* Data items

=======

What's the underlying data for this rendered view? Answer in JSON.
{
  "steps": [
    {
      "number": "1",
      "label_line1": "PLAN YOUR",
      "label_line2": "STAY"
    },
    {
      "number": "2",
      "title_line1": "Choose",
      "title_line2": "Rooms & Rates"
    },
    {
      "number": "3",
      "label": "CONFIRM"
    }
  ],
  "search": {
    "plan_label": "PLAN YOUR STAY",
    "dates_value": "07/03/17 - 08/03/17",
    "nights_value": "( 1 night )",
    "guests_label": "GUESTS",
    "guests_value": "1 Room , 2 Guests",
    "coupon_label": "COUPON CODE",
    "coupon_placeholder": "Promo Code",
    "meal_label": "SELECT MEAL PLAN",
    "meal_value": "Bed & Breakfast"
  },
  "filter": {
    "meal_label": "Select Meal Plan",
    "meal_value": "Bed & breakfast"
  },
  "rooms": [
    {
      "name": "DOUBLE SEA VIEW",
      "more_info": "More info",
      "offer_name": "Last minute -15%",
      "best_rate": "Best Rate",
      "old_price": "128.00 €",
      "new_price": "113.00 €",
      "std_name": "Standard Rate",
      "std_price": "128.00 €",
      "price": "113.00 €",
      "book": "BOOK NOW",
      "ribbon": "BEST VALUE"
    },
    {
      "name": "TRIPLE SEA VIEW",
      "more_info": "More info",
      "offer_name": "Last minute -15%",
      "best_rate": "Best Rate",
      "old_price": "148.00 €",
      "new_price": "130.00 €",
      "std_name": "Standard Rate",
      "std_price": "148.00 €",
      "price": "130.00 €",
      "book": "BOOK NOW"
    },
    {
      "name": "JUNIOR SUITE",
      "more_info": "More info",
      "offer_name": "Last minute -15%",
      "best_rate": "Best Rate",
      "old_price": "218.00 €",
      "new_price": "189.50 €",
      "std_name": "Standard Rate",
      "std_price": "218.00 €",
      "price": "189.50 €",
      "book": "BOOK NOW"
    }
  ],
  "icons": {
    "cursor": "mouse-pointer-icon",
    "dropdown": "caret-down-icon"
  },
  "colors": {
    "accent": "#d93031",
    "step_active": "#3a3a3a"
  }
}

=======

* WRITTEN TASK
Copy out each line exactly as written.

* RESPONSE
What's the underlying data for this rendered view? Answer in JSON.
{
  "steps": [
    {
      "number": "1",
      "label_line1": "PLAN YOUR",
      "label_line2": "STAY"
    },
    {
      "number": "2",
      "title_line1": "Choose",
      "title_line2": "Rooms & Rates"
    },
    {
      "number": "3",
      "label": "CONFIRM"
    }
  ],
  "search": {
    "plan_label": "PLAN YOUR STAY",
    "dates_value": "07/03/17 - 08/03/17",
    "nights_value": "( 1 night )",
    "guests_label": "GUESTS",
    "guests_value": "1 Room , 2 Guests",
    "coupon_label": "COUPON CODE",
    "coupon_placeholder": "Promo Code",
    "meal_label": "SELECT MEAL PLAN",
    "meal_value": "Bed & Breakfast"
  },
  "filter": {
    "meal_label": "Select Meal Plan",
    "meal_value": "Bed & breakfast"
  },
  "rooms": [
    {
      "name": "DOUBLE SEA VIEW",
      "more_info": "More info",
      "offer_name": "Last minute -15%",
      "best_rate": "Best Rate",
      "old_price": "128.00 €",
      "new_price": "113.00 €",
      "std_name": "Standard Rate",
      "std_price": "128.00 €",
      "price": "113.00 €",
      "book": "BOOK NOW",
      "ribbon": "BEST VALUE"
    },
    {
      "name": "TRIPLE SEA VIEW",
      "more_info": "More info",
      "offer_name": "Last minute -15%",
      "best_rate": "Best Rate",
      "old_price": "148.00 €",
      "new_price": "130.00 €",
      "std_name": "Standard Rate",
      "std_price": "148.00 €",
      "price": "130.00 €",
      "book": "BOOK NOW"
    },
    {
      "name": "JUNIOR SUITE",
      "more_info": "More info",
      "offer_name": "Last minute -15%",
      "best_rate": "Best Rate",
      "old_price": "218.00 €",
      "new_price": "189.50 €",
      "std_name": "Standard Rate",
      "std_price": "218.00 €",
      "price": "189.50 €",
      "book": "BOOK NOW"
    }
  ],
  "icons": {
    "cursor": "mouse-pointer-icon",
    "dropdown": "caret-down-icon"
  },
  "colors": {
    "accent": "#d93031",
    "step_active": "#3a3a3a"
  }
}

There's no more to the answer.